About this task
For the entries below, report every line that includes the word "logo".

########################################

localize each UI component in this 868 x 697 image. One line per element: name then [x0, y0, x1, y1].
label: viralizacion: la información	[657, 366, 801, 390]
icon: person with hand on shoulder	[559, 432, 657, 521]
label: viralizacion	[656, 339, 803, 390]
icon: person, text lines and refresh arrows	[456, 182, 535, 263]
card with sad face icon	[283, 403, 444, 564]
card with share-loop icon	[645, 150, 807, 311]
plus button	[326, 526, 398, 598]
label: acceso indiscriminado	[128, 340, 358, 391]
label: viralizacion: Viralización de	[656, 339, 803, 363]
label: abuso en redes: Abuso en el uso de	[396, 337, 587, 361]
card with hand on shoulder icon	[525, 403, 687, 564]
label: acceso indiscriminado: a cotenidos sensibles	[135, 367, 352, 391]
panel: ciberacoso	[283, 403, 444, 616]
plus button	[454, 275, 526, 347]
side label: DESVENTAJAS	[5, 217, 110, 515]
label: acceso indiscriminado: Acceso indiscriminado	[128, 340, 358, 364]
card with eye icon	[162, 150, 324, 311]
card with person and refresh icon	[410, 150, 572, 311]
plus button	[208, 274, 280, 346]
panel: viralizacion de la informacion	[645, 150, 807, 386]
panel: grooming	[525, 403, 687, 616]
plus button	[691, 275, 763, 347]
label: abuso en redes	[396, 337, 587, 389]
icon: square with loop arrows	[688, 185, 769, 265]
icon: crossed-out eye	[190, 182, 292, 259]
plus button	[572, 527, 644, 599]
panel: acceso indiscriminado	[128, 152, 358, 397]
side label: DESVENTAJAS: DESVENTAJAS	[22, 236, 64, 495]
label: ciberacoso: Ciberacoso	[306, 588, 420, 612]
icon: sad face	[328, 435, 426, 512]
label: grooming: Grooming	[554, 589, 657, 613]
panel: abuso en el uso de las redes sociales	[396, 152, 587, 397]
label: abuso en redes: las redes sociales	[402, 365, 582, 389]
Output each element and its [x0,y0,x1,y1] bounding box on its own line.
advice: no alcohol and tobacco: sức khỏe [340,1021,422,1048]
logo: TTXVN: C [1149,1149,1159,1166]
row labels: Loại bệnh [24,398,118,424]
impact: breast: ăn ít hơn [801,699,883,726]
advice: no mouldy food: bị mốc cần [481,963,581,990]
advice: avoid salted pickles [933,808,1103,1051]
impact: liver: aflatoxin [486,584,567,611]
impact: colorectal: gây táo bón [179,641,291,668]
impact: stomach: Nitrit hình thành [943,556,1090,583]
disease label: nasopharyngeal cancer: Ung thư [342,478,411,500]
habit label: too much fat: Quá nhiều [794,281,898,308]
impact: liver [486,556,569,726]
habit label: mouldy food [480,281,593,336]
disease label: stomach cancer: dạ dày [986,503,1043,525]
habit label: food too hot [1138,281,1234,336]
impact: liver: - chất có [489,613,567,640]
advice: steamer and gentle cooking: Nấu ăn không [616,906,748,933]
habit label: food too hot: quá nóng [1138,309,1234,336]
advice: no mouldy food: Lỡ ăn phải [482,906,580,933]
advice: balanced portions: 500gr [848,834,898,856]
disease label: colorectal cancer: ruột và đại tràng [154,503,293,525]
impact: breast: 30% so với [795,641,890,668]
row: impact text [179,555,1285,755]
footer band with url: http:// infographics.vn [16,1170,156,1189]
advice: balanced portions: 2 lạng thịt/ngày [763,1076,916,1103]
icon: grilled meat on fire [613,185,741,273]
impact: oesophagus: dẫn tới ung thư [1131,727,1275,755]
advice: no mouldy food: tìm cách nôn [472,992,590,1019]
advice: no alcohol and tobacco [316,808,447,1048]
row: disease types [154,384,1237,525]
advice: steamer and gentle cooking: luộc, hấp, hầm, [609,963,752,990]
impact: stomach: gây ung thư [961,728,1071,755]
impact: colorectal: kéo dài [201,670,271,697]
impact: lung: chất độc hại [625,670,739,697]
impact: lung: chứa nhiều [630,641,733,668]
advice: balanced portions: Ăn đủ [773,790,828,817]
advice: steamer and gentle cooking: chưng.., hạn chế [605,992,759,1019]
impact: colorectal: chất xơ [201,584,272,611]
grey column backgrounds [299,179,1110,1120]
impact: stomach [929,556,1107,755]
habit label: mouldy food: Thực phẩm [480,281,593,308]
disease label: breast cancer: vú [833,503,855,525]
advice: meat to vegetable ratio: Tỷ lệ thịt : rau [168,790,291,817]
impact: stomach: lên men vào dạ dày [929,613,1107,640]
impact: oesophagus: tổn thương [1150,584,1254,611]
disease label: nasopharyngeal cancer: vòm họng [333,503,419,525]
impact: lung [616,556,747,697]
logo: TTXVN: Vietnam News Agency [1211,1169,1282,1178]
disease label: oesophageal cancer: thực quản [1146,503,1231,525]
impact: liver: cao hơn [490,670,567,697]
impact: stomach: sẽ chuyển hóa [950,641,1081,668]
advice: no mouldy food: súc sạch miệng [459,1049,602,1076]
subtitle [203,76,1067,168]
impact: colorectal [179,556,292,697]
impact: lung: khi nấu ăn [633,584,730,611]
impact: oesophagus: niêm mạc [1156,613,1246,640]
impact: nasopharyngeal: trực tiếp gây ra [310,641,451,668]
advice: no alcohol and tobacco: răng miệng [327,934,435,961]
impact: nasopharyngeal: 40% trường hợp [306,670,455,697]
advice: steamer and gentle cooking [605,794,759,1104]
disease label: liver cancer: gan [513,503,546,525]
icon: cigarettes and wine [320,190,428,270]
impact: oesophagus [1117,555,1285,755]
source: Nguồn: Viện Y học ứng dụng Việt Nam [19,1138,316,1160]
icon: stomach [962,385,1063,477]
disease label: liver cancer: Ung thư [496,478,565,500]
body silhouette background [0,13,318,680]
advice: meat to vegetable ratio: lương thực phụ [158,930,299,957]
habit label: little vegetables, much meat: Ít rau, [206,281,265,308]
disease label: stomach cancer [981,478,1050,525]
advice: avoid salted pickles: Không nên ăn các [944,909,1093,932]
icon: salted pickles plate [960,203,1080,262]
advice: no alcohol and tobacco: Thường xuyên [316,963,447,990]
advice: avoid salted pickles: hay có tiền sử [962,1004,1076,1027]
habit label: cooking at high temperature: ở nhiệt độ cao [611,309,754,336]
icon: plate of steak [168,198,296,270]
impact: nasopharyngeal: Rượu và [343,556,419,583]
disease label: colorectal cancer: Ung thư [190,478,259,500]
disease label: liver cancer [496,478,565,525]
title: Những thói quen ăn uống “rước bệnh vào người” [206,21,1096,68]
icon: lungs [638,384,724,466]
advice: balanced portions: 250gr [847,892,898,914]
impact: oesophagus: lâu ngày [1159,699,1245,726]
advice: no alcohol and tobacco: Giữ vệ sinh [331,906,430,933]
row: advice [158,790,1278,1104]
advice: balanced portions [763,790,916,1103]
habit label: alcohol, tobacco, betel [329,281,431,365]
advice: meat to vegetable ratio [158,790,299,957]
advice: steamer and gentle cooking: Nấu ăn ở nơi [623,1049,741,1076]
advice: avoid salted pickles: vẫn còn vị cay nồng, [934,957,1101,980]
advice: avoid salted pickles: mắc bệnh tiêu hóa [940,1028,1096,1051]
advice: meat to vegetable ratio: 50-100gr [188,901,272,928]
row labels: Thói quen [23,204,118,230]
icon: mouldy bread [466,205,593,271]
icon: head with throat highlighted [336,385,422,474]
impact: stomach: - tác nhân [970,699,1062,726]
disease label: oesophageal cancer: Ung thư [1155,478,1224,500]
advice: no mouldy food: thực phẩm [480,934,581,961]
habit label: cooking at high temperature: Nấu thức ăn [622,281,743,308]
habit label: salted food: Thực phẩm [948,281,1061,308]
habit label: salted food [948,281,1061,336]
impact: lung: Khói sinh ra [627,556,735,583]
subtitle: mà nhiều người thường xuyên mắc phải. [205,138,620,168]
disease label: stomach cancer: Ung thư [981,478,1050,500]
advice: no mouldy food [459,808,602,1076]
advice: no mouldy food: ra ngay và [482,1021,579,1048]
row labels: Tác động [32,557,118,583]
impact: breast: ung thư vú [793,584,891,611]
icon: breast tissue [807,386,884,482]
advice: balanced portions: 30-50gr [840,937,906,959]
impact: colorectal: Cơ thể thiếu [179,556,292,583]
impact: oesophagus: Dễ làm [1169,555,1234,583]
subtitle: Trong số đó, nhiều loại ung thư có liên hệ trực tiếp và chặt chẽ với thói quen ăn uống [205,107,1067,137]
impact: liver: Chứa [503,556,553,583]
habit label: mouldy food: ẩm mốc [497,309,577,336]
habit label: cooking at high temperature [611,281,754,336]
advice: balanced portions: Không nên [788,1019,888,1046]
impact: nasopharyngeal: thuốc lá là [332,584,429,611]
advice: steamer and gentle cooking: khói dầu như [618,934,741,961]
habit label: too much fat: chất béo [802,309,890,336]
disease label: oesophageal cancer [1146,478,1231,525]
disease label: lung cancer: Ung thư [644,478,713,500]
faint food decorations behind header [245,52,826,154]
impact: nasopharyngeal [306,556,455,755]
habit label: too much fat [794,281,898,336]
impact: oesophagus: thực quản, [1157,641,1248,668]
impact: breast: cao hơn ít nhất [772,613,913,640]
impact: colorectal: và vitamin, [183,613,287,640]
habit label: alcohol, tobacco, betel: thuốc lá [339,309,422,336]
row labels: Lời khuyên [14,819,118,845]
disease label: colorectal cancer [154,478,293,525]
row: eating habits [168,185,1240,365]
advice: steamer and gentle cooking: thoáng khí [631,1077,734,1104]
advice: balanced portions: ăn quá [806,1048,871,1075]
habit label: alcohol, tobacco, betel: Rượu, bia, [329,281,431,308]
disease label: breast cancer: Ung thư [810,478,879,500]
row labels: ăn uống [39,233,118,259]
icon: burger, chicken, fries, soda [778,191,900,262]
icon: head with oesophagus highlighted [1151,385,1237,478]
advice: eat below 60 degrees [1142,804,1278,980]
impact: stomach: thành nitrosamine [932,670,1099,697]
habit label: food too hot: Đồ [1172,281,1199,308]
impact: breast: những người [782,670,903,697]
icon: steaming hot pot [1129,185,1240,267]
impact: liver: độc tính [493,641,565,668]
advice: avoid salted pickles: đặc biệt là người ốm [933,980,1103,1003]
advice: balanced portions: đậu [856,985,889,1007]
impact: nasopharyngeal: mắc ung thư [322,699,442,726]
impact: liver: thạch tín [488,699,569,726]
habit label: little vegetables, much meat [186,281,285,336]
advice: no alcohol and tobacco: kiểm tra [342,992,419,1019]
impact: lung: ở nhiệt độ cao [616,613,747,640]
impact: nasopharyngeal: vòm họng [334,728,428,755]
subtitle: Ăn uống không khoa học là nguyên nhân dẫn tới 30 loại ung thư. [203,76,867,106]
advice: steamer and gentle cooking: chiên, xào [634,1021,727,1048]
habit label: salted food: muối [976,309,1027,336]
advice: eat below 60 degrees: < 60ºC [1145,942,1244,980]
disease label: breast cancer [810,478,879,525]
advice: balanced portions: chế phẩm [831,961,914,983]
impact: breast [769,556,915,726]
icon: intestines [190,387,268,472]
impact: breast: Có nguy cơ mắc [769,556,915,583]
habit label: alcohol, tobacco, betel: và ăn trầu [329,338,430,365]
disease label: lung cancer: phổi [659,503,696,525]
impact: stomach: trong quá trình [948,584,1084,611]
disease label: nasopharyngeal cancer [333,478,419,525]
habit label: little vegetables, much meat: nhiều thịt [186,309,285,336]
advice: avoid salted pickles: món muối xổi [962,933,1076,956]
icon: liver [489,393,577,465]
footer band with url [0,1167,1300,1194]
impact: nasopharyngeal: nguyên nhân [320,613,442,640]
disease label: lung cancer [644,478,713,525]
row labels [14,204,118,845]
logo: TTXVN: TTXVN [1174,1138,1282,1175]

########################################

Exercise result
logo: TTXVN: C [1149,1149,1159,1166]
logo: TTXVN: Vietnam News Agency [1211,1169,1282,1178]
logo: TTXVN: TTXVN [1174,1138,1282,1175]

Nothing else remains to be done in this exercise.